Report how many lines contain "retrieving". The answer is a single number.

## START Listed records

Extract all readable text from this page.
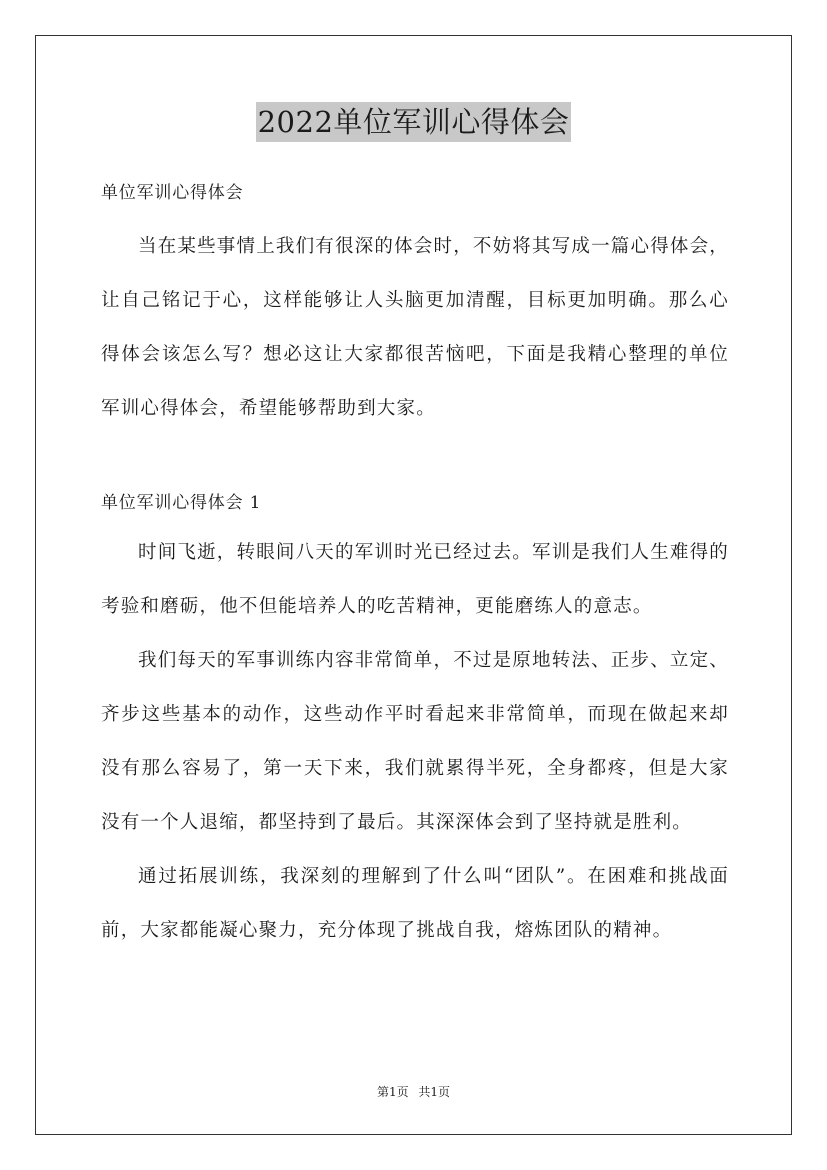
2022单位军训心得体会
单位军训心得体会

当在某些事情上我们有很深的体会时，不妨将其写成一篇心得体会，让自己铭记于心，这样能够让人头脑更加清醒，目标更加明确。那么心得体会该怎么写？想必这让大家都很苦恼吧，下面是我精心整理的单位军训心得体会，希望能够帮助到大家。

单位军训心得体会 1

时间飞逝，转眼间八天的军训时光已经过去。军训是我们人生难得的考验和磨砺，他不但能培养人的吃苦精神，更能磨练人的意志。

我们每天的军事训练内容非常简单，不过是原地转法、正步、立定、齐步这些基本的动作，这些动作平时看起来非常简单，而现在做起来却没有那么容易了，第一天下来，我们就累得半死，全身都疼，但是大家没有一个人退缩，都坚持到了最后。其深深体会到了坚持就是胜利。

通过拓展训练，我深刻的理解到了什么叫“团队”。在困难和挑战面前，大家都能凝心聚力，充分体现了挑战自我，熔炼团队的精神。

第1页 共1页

## END Listed records
## START Listed records

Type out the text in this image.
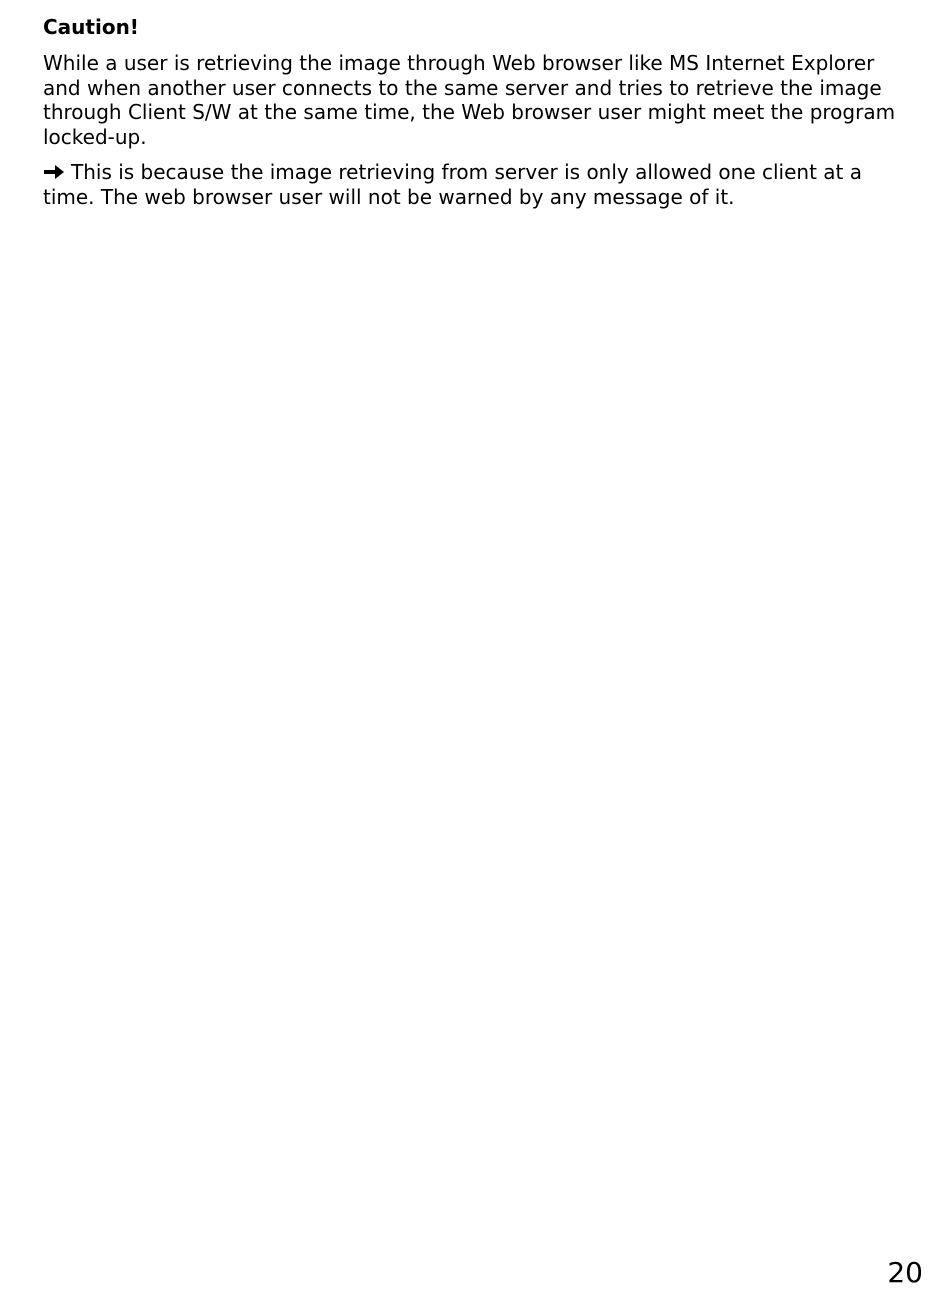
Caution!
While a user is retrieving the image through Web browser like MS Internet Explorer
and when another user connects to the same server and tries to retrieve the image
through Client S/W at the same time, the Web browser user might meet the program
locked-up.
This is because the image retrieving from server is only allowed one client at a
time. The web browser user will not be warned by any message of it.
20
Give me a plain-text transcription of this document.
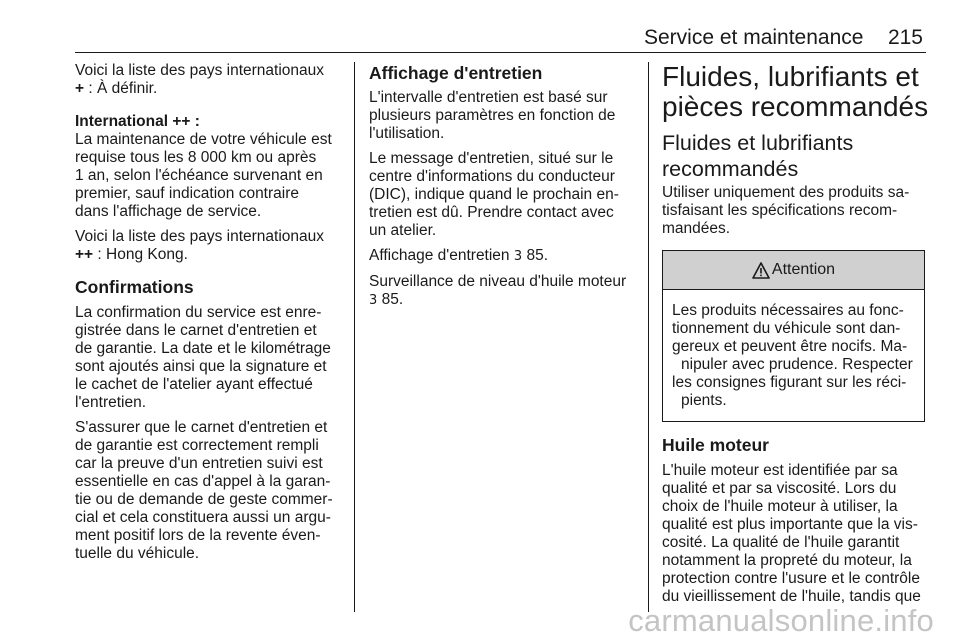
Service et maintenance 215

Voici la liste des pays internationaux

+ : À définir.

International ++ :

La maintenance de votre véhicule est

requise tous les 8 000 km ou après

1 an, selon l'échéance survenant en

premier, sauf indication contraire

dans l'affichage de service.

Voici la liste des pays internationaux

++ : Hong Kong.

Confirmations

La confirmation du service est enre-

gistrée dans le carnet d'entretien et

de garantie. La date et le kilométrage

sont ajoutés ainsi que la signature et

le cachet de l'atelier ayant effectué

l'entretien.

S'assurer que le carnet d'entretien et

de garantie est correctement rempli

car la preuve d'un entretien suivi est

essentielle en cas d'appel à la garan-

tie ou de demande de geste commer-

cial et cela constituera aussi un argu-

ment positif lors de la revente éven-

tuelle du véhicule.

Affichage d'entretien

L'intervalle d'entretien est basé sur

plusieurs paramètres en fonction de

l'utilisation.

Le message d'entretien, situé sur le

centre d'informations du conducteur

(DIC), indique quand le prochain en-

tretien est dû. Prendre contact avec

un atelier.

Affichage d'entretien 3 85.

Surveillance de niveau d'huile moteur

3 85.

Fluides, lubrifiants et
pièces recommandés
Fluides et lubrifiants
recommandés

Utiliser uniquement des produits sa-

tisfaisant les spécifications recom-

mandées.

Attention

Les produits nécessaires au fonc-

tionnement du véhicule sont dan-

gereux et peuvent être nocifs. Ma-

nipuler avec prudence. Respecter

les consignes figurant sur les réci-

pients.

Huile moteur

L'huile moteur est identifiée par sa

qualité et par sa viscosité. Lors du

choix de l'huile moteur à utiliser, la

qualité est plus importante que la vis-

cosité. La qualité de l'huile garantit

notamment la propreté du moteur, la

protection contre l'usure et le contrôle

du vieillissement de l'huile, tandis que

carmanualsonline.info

## END Listed records

## [Task response]
2